**Aim**. Copy each line with the word "历年营收" in it.

**Entries shown**.
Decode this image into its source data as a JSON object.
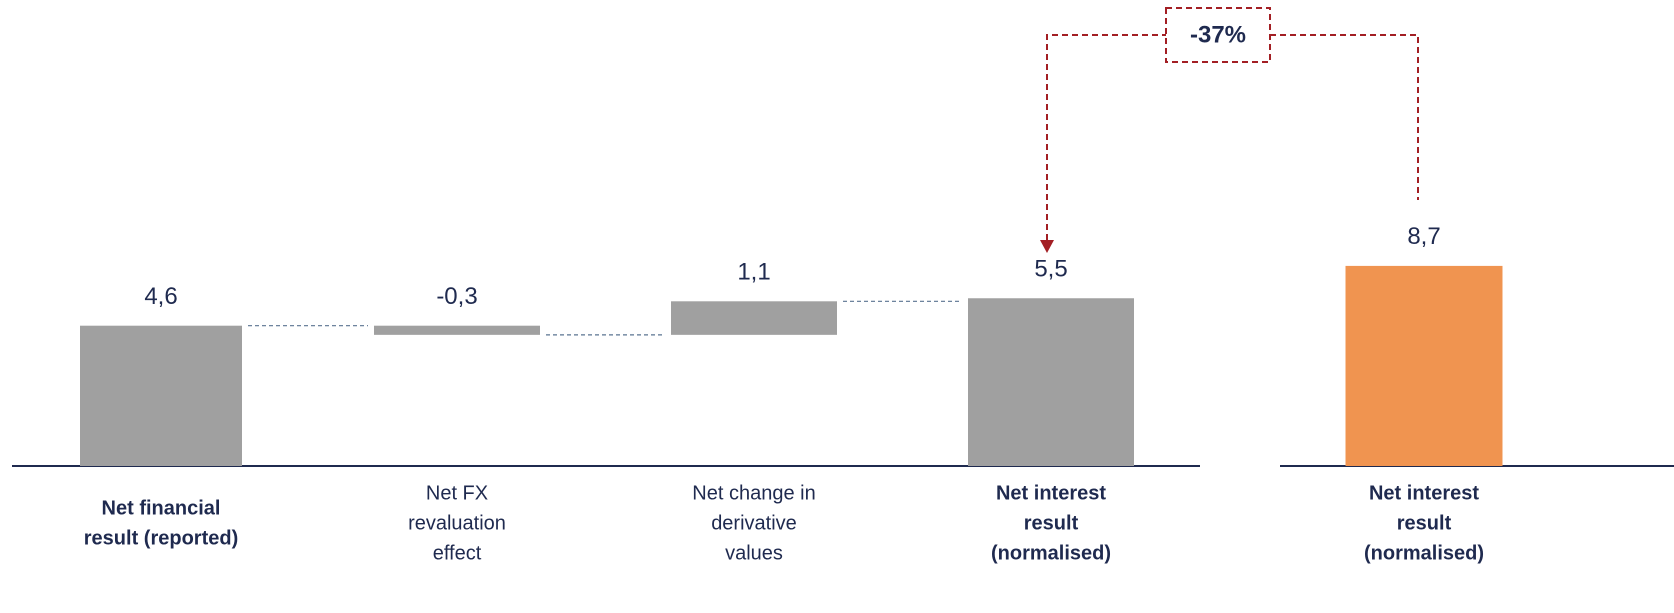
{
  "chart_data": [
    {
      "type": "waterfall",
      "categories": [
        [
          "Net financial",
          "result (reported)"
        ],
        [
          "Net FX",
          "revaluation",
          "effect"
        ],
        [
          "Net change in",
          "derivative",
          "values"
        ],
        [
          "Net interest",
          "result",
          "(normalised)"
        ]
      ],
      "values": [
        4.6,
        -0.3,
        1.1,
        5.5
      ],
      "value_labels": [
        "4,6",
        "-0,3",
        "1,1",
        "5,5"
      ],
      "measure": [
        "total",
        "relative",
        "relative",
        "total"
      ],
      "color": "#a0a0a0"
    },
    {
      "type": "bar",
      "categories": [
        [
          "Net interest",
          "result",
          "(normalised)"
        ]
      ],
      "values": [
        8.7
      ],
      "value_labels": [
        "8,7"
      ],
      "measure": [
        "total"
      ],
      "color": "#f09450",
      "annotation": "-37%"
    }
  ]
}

* * *

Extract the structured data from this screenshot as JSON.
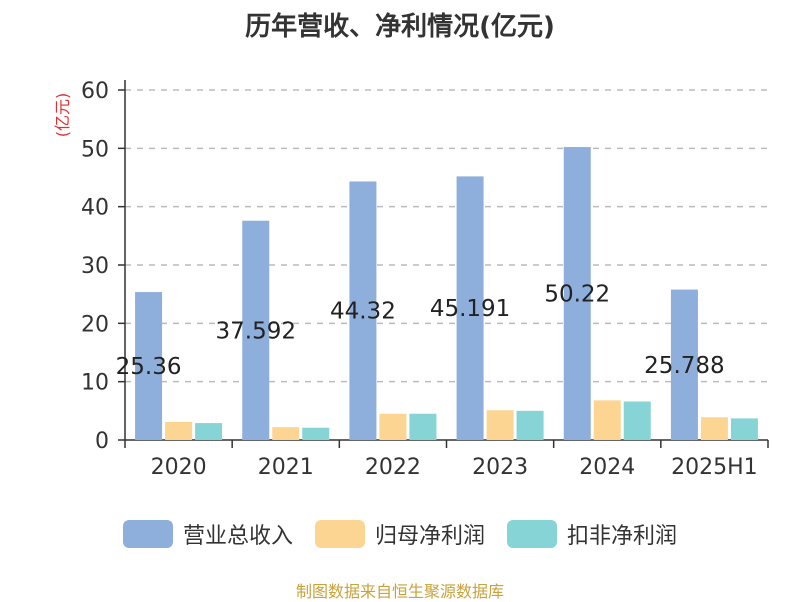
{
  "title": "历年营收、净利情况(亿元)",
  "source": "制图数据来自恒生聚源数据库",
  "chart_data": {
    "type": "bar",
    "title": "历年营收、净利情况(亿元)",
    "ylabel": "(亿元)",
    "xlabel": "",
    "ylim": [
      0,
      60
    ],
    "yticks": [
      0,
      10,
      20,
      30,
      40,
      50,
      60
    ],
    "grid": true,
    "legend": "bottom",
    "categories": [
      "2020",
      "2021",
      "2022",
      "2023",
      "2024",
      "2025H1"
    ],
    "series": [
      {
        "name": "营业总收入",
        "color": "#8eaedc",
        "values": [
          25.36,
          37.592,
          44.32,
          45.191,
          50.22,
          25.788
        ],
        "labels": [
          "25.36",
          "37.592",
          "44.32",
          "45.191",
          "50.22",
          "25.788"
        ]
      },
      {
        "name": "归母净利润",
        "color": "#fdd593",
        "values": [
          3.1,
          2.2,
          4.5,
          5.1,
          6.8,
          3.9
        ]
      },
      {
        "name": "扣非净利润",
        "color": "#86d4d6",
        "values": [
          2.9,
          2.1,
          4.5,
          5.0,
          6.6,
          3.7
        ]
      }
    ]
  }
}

* * *

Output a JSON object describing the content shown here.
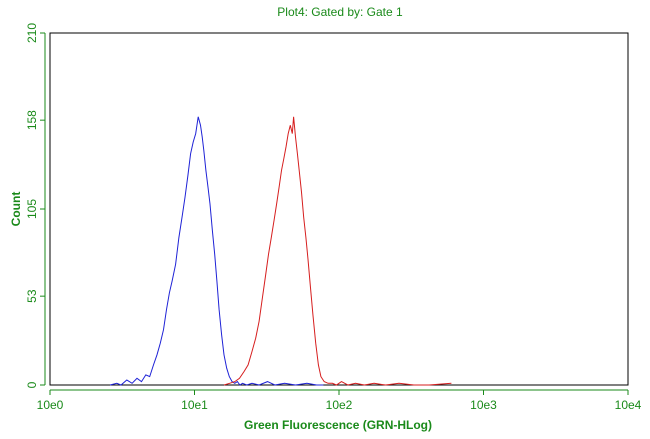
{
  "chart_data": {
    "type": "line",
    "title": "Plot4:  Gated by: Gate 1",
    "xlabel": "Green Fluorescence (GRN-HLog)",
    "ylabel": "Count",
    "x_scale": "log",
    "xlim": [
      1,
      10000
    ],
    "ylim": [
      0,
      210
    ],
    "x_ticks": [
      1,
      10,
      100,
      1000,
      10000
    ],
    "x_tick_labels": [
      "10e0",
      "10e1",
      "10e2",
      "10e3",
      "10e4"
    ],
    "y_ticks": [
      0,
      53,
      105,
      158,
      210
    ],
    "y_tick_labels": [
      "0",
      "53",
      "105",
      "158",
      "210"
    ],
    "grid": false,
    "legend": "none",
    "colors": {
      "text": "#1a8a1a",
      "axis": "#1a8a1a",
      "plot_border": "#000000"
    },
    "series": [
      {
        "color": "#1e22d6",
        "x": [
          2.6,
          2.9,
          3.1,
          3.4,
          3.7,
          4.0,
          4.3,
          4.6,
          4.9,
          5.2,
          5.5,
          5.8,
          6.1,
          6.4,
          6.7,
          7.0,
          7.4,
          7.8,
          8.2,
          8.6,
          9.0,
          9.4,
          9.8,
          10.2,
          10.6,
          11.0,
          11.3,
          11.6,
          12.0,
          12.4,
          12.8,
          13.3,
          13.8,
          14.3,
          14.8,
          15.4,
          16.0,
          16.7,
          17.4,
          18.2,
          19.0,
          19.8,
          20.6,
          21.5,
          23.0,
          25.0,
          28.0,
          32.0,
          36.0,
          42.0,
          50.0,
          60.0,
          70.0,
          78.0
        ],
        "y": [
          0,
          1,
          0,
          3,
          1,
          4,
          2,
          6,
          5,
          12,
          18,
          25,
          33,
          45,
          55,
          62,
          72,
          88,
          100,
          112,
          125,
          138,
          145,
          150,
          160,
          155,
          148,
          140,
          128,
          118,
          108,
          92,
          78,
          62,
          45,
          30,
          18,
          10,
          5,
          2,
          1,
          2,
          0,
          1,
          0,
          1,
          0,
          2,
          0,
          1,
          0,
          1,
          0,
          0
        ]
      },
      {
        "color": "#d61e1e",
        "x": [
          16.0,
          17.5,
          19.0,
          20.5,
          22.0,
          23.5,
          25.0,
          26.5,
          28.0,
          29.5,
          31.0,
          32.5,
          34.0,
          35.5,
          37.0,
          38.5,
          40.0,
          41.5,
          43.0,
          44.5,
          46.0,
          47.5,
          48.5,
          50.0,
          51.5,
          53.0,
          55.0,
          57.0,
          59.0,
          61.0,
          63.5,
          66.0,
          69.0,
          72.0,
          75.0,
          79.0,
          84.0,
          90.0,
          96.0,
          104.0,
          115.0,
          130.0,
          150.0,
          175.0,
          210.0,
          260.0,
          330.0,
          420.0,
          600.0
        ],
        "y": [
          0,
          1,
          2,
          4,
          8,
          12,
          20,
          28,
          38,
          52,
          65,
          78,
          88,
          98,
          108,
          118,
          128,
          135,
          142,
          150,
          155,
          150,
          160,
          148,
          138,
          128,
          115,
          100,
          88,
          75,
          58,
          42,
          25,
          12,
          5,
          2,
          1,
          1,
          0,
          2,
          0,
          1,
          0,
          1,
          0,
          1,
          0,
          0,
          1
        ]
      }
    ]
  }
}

**Complete answer**.
  "title": "历年营收、净利情况(亿元)",
    "title": "历年营收、净利情况(亿元)",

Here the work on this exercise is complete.